(Stored records)

***

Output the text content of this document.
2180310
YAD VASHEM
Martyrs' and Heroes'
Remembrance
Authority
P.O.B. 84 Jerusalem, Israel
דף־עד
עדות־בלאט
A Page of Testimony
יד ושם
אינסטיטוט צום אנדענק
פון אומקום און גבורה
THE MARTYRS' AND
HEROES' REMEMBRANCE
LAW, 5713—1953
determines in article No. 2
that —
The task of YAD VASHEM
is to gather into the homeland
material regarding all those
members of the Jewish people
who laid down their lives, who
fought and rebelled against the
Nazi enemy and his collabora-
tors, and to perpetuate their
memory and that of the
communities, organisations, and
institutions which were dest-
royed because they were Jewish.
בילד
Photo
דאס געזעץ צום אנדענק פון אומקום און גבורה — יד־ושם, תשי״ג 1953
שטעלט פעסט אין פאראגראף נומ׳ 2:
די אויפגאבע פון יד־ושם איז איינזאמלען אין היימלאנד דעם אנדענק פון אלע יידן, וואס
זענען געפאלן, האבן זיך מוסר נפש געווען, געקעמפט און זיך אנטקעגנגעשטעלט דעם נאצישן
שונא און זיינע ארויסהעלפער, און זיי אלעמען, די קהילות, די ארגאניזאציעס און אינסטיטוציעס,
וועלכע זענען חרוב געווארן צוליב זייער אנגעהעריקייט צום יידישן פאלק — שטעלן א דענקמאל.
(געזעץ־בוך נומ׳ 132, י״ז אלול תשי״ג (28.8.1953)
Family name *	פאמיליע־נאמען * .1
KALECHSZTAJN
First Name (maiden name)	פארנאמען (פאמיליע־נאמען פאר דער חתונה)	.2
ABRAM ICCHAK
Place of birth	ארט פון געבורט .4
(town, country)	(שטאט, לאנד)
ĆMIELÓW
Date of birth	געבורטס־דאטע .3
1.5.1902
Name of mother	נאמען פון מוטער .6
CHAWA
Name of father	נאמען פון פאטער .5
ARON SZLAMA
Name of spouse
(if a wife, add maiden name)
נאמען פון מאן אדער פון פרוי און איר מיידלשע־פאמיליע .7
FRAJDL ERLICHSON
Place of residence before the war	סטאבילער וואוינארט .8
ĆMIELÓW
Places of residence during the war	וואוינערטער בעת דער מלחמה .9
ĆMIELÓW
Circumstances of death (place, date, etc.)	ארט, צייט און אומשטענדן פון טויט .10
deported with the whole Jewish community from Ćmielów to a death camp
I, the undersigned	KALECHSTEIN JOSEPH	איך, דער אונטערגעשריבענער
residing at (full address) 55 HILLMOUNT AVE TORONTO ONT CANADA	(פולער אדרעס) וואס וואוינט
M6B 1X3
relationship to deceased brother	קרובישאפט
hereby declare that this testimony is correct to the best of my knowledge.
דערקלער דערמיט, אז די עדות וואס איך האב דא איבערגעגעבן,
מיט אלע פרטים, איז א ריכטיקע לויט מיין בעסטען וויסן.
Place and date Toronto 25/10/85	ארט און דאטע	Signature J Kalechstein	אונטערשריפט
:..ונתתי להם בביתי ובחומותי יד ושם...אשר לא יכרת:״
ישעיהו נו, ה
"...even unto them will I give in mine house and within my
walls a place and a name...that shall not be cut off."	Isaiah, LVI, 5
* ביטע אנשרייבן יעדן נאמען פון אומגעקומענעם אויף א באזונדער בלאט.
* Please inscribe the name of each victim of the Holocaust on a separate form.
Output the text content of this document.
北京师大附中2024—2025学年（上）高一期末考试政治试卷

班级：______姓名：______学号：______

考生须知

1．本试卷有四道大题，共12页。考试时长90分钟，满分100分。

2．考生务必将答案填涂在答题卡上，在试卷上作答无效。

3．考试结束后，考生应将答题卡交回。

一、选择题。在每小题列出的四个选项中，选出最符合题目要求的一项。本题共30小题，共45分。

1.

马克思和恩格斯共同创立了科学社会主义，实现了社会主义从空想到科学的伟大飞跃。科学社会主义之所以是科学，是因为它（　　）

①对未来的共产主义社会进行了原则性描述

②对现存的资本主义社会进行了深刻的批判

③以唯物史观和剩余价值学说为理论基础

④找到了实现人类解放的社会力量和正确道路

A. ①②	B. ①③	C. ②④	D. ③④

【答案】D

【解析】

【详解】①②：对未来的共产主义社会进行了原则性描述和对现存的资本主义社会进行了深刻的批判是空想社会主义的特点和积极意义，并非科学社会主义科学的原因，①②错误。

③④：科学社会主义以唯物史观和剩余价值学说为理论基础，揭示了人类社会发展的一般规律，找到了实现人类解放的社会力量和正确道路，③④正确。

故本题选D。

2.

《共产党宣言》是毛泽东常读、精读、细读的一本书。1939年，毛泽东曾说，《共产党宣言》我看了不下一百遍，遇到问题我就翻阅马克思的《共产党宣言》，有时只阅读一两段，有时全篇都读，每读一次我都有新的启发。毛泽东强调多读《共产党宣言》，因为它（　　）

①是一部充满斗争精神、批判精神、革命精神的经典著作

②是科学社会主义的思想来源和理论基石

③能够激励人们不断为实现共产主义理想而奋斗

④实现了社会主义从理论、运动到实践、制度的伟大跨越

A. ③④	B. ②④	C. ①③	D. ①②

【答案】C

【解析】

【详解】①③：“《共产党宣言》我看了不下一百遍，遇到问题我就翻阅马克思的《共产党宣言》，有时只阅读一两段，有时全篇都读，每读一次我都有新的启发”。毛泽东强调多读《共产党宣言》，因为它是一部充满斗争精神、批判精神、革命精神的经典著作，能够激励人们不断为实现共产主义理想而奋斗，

***

_DIRECTIONS_
Repeat the whole listing exactly, keeping every line intact.

_EXERCISE RESULT_
Output the text content of this document.
2180310
YAD VASHEM
Martyrs' and Heroes'
Remembrance
Authority
P.O.B. 84 Jerusalem, Israel
דף־עד
עדות־בלאט
A Page of Testimony
יד ושם
אינסטיטוט צום אנדענק
פון אומקום און גבורה
THE MARTYRS' AND
HEROES' REMEMBRANCE
LAW, 5713—1953
determines in article No. 2
that —
The task of YAD VASHEM
is to gather into the homeland
material regarding all those
members of the Jewish people
who laid down their lives, who
fought and rebelled against the
Nazi enemy and his collabora-
tors, and to perpetuate their
memory and that of the
communities, organisations, and
institutions which were dest-
royed because they were Jewish.
בילד
Photo
דאס געזעץ צום אנדענק פון אומקום און גבורה — יד־ושם, תשי״ג 1953
שטעלט פעסט אין פאראגראף נומ׳ 2:
די אויפגאבע פון יד־ושם איז איינזאמלען אין היימלאנד דעם אנדענק פון אלע יידן, וואס
זענען געפאלן, האבן זיך מוסר נפש געווען, געקעמפט און זיך אנטקעגנגעשטעלט דעם נאצישן
שונא און זיינע ארויסהעלפער, און זיי אלעמען, די קהילות, די ארגאניזאציעס און אינסטיטוציעס,
וועלכע זענען חרוב געווארן צוליב זייער אנגעהעריקייט צום יידישן פאלק — שטעלן א דענקמאל.
(געזעץ־בוך נומ׳ 132, י״ז אלול תשי״ג (28.8.1953)
Family name *	פאמיליע־נאמען * .1
KALECHSZTAJN
First Name (maiden name)	פארנאמען (פאמיליע־נאמען פאר דער חתונה)	.2
ABRAM ICCHAK
Place of birth	ארט פון געבורט .4
(town, country)	(שטאט, לאנד)
ĆMIELÓW
Date of birth	געבורטס־דאטע .3
1.5.1902
Name of mother	נאמען פון מוטער .6
CHAWA
Name of father	נאמען פון פאטער .5
ARON SZLAMA
Name of spouse
(if a wife, add maiden name)
נאמען פון מאן אדער פון פרוי און איר מיידלשע־פאמיליע .7
FRAJDL ERLICHSON
Place of residence before the war	סטאבילער וואוינארט .8
ĆMIELÓW
Places of residence during the war	וואוינערטער בעת דער מלחמה .9
ĆMIELÓW
Circumstances of death (place, date, etc.)	ארט, צייט און אומשטענדן פון טויט .10
deported with the whole Jewish community from Ćmielów to a death camp
I, the undersigned	KALECHSTEIN JOSEPH	איך, דער אונטערגעשריבענער
residing at (full address) 55 HILLMOUNT AVE TORONTO ONT CANADA	(פולער אדרעס) וואס וואוינט
M6B 1X3
relationship to deceased brother	קרובישאפט
hereby declare that this testimony is correct to the best of my knowledge.
דערקלער דערמיט, אז די עדות וואס איך האב דא איבערגעגעבן,
מיט אלע פרטים, איז א ריכטיקע לויט מיין בעסטען וויסן.
Place and date Toronto 25/10/85	ארט און דאטע	Signature J Kalechstein	אונטערשריפט
:..ונתתי להם בביתי ובחומותי יד ושם...אשר לא יכרת:״
ישעיהו נו, ה
"...even unto them will I give in mine house and within my
walls a place and a name...that shall not be cut off."	Isaiah, LVI, 5
* ביטע אנשרייבן יעדן נאמען פון אומגעקומענעם אויף א באזונדער בלאט.
* Please inscribe the name of each victim of the Holocaust on a separate form.
Output the text content of this document.
北京师大附中2024—2025学年（上）高一期末考试政治试卷

班级：______姓名：______学号：______

考生须知

1．本试卷有四道大题，共12页。考试时长90分钟，满分100分。

2．考生务必将答案填涂在答题卡上，在试卷上作答无效。

3．考试结束后，考生应将答题卡交回。

一、选择题。在每小题列出的四个选项中，选出最符合题目要求的一项。本题共30小题，共45分。

1.

马克思和恩格斯共同创立了科学社会主义，实现了社会主义从空想到科学的伟大飞跃。科学社会主义之所以是科学，是因为它（　　）

①对未来的共产主义社会进行了原则性描述

②对现存的资本主义社会进行了深刻的批判

③以唯物史观和剩余价值学说为理论基础

④找到了实现人类解放的社会力量和正确道路

A. ①②	B. ①③	C. ②④	D. ③④

【答案】D

【解析】

【详解】①②：对未来的共产主义社会进行了原则性描述和对现存的资本主义社会进行了深刻的批判是空想社会主义的特点和积极意义，并非科学社会主义科学的原因，①②错误。

③④：科学社会主义以唯物史观和剩余价值学说为理论基础，揭示了人类社会发展的一般规律，找到了实现人类解放的社会力量和正确道路，③④正确。

故本题选D。

2.

《共产党宣言》是毛泽东常读、精读、细读的一本书。1939年，毛泽东曾说，《共产党宣言》我看了不下一百遍，遇到问题我就翻阅马克思的《共产党宣言》，有时只阅读一两段，有时全篇都读，每读一次我都有新的启发。毛泽东强调多读《共产党宣言》，因为它（　　）

①是一部充满斗争精神、批判精神、革命精神的经典著作

②是科学社会主义的思想来源和理论基石

③能够激励人们不断为实现共产主义理想而奋斗

④实现了社会主义从理论、运动到实践、制度的伟大跨越

A. ③④	B. ②④	C. ①③	D. ①②

【答案】C

【解析】

【详解】①③：“《共产党宣言》我看了不下一百遍，遇到问题我就翻阅马克思的《共产党宣言》，有时只阅读一两段，有时全篇都读，每读一次我都有新的启发”。毛泽东强调多读《共产党宣言》，因为它是一部充满斗争精神、批判精神、革命精神的经典著作，能够激励人们不断为实现共产主义理想而奋斗，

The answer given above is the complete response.